• Set problem:
Repeat word for word the rows below, from the first row through the line that contains "c1-origin-label: O (126, 840, 151, 874)", including both of those rows.

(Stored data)
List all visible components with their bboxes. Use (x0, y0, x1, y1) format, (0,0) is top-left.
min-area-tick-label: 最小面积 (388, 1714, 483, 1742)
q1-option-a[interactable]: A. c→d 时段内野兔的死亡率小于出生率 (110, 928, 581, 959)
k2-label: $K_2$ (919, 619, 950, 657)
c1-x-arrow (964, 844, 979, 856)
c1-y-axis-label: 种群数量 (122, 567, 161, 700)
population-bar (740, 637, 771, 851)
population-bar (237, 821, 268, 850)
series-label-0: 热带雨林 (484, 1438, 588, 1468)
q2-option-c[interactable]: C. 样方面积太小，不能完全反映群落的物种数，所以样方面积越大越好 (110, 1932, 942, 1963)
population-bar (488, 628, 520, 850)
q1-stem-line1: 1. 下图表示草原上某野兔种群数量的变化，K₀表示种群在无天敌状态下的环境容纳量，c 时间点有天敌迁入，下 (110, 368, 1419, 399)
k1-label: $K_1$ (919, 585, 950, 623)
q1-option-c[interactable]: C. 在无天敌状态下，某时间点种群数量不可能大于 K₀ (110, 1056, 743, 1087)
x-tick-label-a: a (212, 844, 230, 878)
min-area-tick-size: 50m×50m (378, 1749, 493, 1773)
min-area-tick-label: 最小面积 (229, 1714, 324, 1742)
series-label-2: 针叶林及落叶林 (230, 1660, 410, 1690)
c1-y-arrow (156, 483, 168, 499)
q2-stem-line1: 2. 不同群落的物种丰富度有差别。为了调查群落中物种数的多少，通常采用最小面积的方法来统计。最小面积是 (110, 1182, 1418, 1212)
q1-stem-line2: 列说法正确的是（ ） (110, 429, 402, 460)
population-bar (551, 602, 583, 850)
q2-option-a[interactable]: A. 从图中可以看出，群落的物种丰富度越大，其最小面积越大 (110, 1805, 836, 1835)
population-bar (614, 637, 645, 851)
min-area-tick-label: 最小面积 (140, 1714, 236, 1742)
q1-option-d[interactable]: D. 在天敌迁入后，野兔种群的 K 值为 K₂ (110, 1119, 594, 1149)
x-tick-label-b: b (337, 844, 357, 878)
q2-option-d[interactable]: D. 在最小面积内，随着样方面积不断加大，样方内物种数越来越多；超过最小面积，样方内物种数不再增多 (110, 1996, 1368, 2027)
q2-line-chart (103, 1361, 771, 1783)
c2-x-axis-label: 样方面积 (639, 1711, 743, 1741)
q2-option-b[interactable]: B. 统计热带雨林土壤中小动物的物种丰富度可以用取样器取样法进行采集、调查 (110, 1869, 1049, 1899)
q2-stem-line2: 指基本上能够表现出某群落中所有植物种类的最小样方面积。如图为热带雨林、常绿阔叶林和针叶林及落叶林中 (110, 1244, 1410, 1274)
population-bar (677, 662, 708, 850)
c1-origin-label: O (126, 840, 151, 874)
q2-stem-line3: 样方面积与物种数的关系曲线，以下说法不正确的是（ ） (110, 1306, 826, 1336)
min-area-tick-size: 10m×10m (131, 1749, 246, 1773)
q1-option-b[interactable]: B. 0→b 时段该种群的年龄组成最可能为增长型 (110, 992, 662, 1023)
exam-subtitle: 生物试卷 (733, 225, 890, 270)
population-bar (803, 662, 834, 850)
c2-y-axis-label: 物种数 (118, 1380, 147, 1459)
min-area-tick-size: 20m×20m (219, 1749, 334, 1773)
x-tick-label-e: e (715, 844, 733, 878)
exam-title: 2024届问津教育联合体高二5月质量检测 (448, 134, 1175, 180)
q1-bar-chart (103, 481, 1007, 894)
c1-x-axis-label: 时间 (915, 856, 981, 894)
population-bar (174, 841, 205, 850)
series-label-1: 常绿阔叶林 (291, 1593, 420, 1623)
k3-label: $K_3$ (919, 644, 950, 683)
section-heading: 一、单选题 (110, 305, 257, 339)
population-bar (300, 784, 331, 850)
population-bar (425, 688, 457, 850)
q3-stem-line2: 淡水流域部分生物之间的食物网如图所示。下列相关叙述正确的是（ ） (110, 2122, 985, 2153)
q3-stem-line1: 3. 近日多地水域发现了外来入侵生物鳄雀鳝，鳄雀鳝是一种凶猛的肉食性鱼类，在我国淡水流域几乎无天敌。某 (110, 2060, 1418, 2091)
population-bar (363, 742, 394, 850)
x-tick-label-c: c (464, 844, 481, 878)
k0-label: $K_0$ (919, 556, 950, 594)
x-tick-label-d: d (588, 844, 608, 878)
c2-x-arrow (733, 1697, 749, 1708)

• Task output:
List all visible components with their bboxes. Use (x0, y0, x1, y1) format, (0,0) is top-left.
min-area-tick-label: 最小面积 (388, 1714, 483, 1742)
q1-option-a[interactable]: A. c→d 时段内野兔的死亡率小于出生率 (110, 928, 581, 959)
k2-label: $K_2$ (919, 619, 950, 657)
c1-x-arrow (964, 844, 979, 856)
c1-y-axis-label: 种群数量 (122, 567, 161, 700)
population-bar (740, 637, 771, 851)
population-bar (237, 821, 268, 850)
series-label-0: 热带雨林 (484, 1438, 588, 1468)
q2-option-c[interactable]: C. 样方面积太小，不能完全反映群落的物种数，所以样方面积越大越好 (110, 1932, 942, 1963)
population-bar (488, 628, 520, 850)
q1-stem-line1: 1. 下图表示草原上某野兔种群数量的变化，K₀表示种群在无天敌状态下的环境容纳量，c 时间点有天敌迁入，下 (110, 368, 1419, 399)
k1-label: $K_1$ (919, 585, 950, 623)
q1-option-c[interactable]: C. 在无天敌状态下，某时间点种群数量不可能大于 K₀ (110, 1056, 743, 1087)
x-tick-label-a: a (212, 844, 230, 878)
min-area-tick-size: 50m×50m (378, 1749, 493, 1773)
min-area-tick-label: 最小面积 (229, 1714, 324, 1742)
series-label-2: 针叶林及落叶林 (230, 1660, 410, 1690)
c1-y-arrow (156, 483, 168, 499)
q2-stem-line1: 2. 不同群落的物种丰富度有差别。为了调查群落中物种数的多少，通常采用最小面积的方法来统计。最小面积是 (110, 1182, 1418, 1212)
q1-stem-line2: 列说法正确的是（ ） (110, 429, 402, 460)
population-bar (551, 602, 583, 850)
q2-option-a[interactable]: A. 从图中可以看出，群落的物种丰富度越大，其最小面积越大 (110, 1805, 836, 1835)
population-bar (614, 637, 645, 851)
min-area-tick-label: 最小面积 (140, 1714, 236, 1742)
q1-option-d[interactable]: D. 在天敌迁入后，野兔种群的 K 值为 K₂ (110, 1119, 594, 1149)
x-tick-label-b: b (337, 844, 357, 878)
q2-option-d[interactable]: D. 在最小面积内，随着样方面积不断加大，样方内物种数越来越多；超过最小面积，样方内物种数不再增多 (110, 1996, 1368, 2027)
q2-line-chart (103, 1361, 771, 1783)
c2-x-axis-label: 样方面积 (639, 1711, 743, 1741)
q2-option-b[interactable]: B. 统计热带雨林土壤中小动物的物种丰富度可以用取样器取样法进行采集、调查 (110, 1869, 1049, 1899)
q2-stem-line2: 指基本上能够表现出某群落中所有植物种类的最小样方面积。如图为热带雨林、常绿阔叶林和针叶林及落叶林中 (110, 1244, 1410, 1274)
population-bar (677, 662, 708, 850)
c1-origin-label: O (126, 840, 151, 874)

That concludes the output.